[STATED PROBLEM]
Repeat the records below exactly as they appear.

* START EXERCISE INPUT *

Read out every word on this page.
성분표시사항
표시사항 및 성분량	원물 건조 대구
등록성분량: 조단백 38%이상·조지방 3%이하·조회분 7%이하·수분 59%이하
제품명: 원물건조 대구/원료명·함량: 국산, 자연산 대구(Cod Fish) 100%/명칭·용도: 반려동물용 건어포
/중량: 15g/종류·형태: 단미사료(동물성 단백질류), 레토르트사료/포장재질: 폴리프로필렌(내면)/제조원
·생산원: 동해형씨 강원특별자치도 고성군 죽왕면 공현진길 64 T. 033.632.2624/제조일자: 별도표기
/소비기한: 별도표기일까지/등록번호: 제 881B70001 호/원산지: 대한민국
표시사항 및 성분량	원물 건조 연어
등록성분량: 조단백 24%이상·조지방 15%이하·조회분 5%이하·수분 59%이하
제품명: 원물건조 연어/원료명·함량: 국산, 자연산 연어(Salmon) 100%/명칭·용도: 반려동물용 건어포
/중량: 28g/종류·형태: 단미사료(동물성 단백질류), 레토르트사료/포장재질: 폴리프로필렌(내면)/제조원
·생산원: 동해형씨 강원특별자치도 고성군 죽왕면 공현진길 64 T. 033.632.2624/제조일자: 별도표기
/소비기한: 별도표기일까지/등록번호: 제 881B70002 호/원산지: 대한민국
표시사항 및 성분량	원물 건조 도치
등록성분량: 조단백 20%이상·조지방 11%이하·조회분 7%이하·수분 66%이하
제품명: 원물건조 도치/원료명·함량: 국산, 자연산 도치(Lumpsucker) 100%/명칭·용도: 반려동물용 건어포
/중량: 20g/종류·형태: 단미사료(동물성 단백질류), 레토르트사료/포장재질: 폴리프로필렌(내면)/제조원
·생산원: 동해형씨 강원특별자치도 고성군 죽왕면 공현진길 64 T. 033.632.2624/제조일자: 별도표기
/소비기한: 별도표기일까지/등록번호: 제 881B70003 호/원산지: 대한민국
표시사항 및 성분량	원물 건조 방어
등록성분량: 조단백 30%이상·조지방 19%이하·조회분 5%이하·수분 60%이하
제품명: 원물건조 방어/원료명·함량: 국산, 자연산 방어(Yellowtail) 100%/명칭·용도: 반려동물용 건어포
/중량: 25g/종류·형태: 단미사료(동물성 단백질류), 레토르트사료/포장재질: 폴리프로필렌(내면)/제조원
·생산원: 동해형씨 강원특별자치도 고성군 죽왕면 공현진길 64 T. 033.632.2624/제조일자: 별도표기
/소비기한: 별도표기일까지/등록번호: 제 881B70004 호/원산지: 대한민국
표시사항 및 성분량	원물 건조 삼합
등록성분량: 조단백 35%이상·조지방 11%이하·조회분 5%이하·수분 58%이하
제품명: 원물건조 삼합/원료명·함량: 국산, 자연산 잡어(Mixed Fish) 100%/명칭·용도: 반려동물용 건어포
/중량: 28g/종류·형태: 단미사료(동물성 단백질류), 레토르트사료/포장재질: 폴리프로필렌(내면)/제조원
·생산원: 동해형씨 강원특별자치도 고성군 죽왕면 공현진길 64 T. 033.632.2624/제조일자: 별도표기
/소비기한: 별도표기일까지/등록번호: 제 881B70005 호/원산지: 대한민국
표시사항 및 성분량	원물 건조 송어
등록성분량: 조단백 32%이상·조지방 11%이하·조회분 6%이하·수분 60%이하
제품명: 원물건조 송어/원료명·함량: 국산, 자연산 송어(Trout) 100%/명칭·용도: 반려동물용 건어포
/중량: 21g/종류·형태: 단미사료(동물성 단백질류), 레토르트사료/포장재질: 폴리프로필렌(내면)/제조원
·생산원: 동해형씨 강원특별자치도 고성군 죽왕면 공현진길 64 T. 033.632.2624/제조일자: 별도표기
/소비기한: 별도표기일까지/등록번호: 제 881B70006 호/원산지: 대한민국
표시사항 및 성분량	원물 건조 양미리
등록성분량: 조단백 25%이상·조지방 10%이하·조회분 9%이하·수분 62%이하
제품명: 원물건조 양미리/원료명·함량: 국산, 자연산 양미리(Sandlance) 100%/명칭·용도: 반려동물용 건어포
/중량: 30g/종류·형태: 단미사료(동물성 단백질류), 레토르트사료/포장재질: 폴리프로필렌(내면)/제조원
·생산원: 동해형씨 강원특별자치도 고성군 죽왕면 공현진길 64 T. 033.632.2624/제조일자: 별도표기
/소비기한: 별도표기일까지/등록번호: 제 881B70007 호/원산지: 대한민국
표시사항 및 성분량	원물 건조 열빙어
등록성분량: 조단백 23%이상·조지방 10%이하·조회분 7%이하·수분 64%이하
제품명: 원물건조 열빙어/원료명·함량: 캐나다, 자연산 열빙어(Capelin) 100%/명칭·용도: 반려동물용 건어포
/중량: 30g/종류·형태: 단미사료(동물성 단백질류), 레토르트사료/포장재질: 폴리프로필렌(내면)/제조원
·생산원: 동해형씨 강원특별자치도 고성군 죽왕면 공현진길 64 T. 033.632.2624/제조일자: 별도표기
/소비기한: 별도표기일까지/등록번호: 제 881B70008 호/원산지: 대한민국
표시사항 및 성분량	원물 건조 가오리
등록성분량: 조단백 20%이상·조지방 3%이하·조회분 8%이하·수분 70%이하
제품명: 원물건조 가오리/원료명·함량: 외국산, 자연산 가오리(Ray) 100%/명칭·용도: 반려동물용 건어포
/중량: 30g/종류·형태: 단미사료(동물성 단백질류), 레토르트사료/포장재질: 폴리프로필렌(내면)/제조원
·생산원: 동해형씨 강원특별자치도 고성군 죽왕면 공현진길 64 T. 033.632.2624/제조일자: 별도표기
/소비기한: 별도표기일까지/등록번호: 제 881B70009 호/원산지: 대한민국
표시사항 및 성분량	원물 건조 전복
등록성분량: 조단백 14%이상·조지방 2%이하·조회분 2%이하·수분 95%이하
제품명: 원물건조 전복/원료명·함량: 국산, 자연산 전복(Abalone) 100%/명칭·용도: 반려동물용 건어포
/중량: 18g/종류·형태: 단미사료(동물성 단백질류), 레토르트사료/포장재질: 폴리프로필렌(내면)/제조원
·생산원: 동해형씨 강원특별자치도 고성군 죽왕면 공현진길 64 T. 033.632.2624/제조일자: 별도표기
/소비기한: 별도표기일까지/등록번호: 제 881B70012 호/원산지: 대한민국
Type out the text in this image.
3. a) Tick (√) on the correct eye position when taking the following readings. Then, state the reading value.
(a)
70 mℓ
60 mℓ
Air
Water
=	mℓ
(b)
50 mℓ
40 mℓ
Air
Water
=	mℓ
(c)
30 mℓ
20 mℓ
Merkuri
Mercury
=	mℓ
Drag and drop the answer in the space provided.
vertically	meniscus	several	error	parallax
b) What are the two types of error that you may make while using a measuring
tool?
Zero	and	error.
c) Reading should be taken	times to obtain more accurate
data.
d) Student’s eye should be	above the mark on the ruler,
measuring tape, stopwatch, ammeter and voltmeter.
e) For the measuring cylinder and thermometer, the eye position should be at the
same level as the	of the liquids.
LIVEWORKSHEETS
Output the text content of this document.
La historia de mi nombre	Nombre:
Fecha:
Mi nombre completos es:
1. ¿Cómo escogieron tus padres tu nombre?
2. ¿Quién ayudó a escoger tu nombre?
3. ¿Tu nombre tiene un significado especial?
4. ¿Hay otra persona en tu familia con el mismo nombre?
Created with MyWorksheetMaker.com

* END EXERCISE INPUT *

[FINAL RESULT]
Read out every word on this page.
성분표시사항
표시사항 및 성분량	원물 건조 대구
등록성분량: 조단백 38%이상·조지방 3%이하·조회분 7%이하·수분 59%이하
제품명: 원물건조 대구/원료명·함량: 국산, 자연산 대구(Cod Fish) 100%/명칭·용도: 반려동물용 건어포
/중량: 15g/종류·형태: 단미사료(동물성 단백질류), 레토르트사료/포장재질: 폴리프로필렌(내면)/제조원
·생산원: 동해형씨 강원특별자치도 고성군 죽왕면 공현진길 64 T. 033.632.2624/제조일자: 별도표기
/소비기한: 별도표기일까지/등록번호: 제 881B70001 호/원산지: 대한민국
표시사항 및 성분량	원물 건조 연어
등록성분량: 조단백 24%이상·조지방 15%이하·조회분 5%이하·수분 59%이하
제품명: 원물건조 연어/원료명·함량: 국산, 자연산 연어(Salmon) 100%/명칭·용도: 반려동물용 건어포
/중량: 28g/종류·형태: 단미사료(동물성 단백질류), 레토르트사료/포장재질: 폴리프로필렌(내면)/제조원
·생산원: 동해형씨 강원특별자치도 고성군 죽왕면 공현진길 64 T. 033.632.2624/제조일자: 별도표기
/소비기한: 별도표기일까지/등록번호: 제 881B70002 호/원산지: 대한민국
표시사항 및 성분량	원물 건조 도치
등록성분량: 조단백 20%이상·조지방 11%이하·조회분 7%이하·수분 66%이하
제품명: 원물건조 도치/원료명·함량: 국산, 자연산 도치(Lumpsucker) 100%/명칭·용도: 반려동물용 건어포
/중량: 20g/종류·형태: 단미사료(동물성 단백질류), 레토르트사료/포장재질: 폴리프로필렌(내면)/제조원
·생산원: 동해형씨 강원특별자치도 고성군 죽왕면 공현진길 64 T. 033.632.2624/제조일자: 별도표기
/소비기한: 별도표기일까지/등록번호: 제 881B70003 호/원산지: 대한민국
표시사항 및 성분량	원물 건조 방어
등록성분량: 조단백 30%이상·조지방 19%이하·조회분 5%이하·수분 60%이하
제품명: 원물건조 방어/원료명·함량: 국산, 자연산 방어(Yellowtail) 100%/명칭·용도: 반려동물용 건어포
/중량: 25g/종류·형태: 단미사료(동물성 단백질류), 레토르트사료/포장재질: 폴리프로필렌(내면)/제조원
·생산원: 동해형씨 강원특별자치도 고성군 죽왕면 공현진길 64 T. 033.632.2624/제조일자: 별도표기
/소비기한: 별도표기일까지/등록번호: 제 881B70004 호/원산지: 대한민국
표시사항 및 성분량	원물 건조 삼합
등록성분량: 조단백 35%이상·조지방 11%이하·조회분 5%이하·수분 58%이하
제품명: 원물건조 삼합/원료명·함량: 국산, 자연산 잡어(Mixed Fish) 100%/명칭·용도: 반려동물용 건어포
/중량: 28g/종류·형태: 단미사료(동물성 단백질류), 레토르트사료/포장재질: 폴리프로필렌(내면)/제조원
·생산원: 동해형씨 강원특별자치도 고성군 죽왕면 공현진길 64 T. 033.632.2624/제조일자: 별도표기
/소비기한: 별도표기일까지/등록번호: 제 881B70005 호/원산지: 대한민국
표시사항 및 성분량	원물 건조 송어
등록성분량: 조단백 32%이상·조지방 11%이하·조회분 6%이하·수분 60%이하
제품명: 원물건조 송어/원료명·함량: 국산, 자연산 송어(Trout) 100%/명칭·용도: 반려동물용 건어포
/중량: 21g/종류·형태: 단미사료(동물성 단백질류), 레토르트사료/포장재질: 폴리프로필렌(내면)/제조원
·생산원: 동해형씨 강원특별자치도 고성군 죽왕면 공현진길 64 T. 033.632.2624/제조일자: 별도표기
/소비기한: 별도표기일까지/등록번호: 제 881B70006 호/원산지: 대한민국
표시사항 및 성분량	원물 건조 양미리
등록성분량: 조단백 25%이상·조지방 10%이하·조회분 9%이하·수분 62%이하
제품명: 원물건조 양미리/원료명·함량: 국산, 자연산 양미리(Sandlance) 100%/명칭·용도: 반려동물용 건어포
/중량: 30g/종류·형태: 단미사료(동물성 단백질류), 레토르트사료/포장재질: 폴리프로필렌(내면)/제조원
·생산원: 동해형씨 강원특별자치도 고성군 죽왕면 공현진길 64 T. 033.632.2624/제조일자: 별도표기
/소비기한: 별도표기일까지/등록번호: 제 881B70007 호/원산지: 대한민국
표시사항 및 성분량	원물 건조 열빙어
등록성분량: 조단백 23%이상·조지방 10%이하·조회분 7%이하·수분 64%이하
제품명: 원물건조 열빙어/원료명·함량: 캐나다, 자연산 열빙어(Capelin) 100%/명칭·용도: 반려동물용 건어포
/중량: 30g/종류·형태: 단미사료(동물성 단백질류), 레토르트사료/포장재질: 폴리프로필렌(내면)/제조원
·생산원: 동해형씨 강원특별자치도 고성군 죽왕면 공현진길 64 T. 033.632.2624/제조일자: 별도표기
/소비기한: 별도표기일까지/등록번호: 제 881B70008 호/원산지: 대한민국
표시사항 및 성분량	원물 건조 가오리
등록성분량: 조단백 20%이상·조지방 3%이하·조회분 8%이하·수분 70%이하
제품명: 원물건조 가오리/원료명·함량: 외국산, 자연산 가오리(Ray) 100%/명칭·용도: 반려동물용 건어포
/중량: 30g/종류·형태: 단미사료(동물성 단백질류), 레토르트사료/포장재질: 폴리프로필렌(내면)/제조원
·생산원: 동해형씨 강원특별자치도 고성군 죽왕면 공현진길 64 T. 033.632.2624/제조일자: 별도표기
/소비기한: 별도표기일까지/등록번호: 제 881B70009 호/원산지: 대한민국
표시사항 및 성분량	원물 건조 전복
등록성분량: 조단백 14%이상·조지방 2%이하·조회분 2%이하·수분 95%이하
제품명: 원물건조 전복/원료명·함량: 국산, 자연산 전복(Abalone) 100%/명칭·용도: 반려동물용 건어포
/중량: 18g/종류·형태: 단미사료(동물성 단백질류), 레토르트사료/포장재질: 폴리프로필렌(내면)/제조원
·생산원: 동해형씨 강원특별자치도 고성군 죽왕면 공현진길 64 T. 033.632.2624/제조일자: 별도표기
/소비기한: 별도표기일까지/등록번호: 제 881B70012 호/원산지: 대한민국
Type out the text in this image.
3. a) Tick (√) on the correct eye position when taking the following readings. Then, state the reading value.
(a)
70 mℓ
60 mℓ
Air
Water
=	mℓ
(b)
50 mℓ
40 mℓ
Air
Water
=	mℓ
(c)
30 mℓ
20 mℓ
Merkuri
Mercury
=	mℓ
Drag and drop the answer in the space provided.
vertically	meniscus	several	error	parallax
b) What are the two types of error that you may make while using a measuring
tool?
Zero	and	error.
c) Reading should be taken	times to obtain more accurate
data.
d) Student’s eye should be	above the mark on the ruler,
measuring tape, stopwatch, ammeter and voltmeter.
e) For the measuring cylinder and thermometer, the eye position should be at the
same level as the	of the liquids.
LIVEWORKSHEETS
Output the text content of this document.
La historia de mi nombre	Nombre:
Fecha:
Mi nombre completos es:
1. ¿Cómo escogieron tus padres tu nombre?
2. ¿Quién ayudó a escoger tu nombre?
3. ¿Tu nombre tiene un significado especial?
4. ¿Hay otra persona en tu familia con el mismo nombre?
Created with MyWorksheetMaker.com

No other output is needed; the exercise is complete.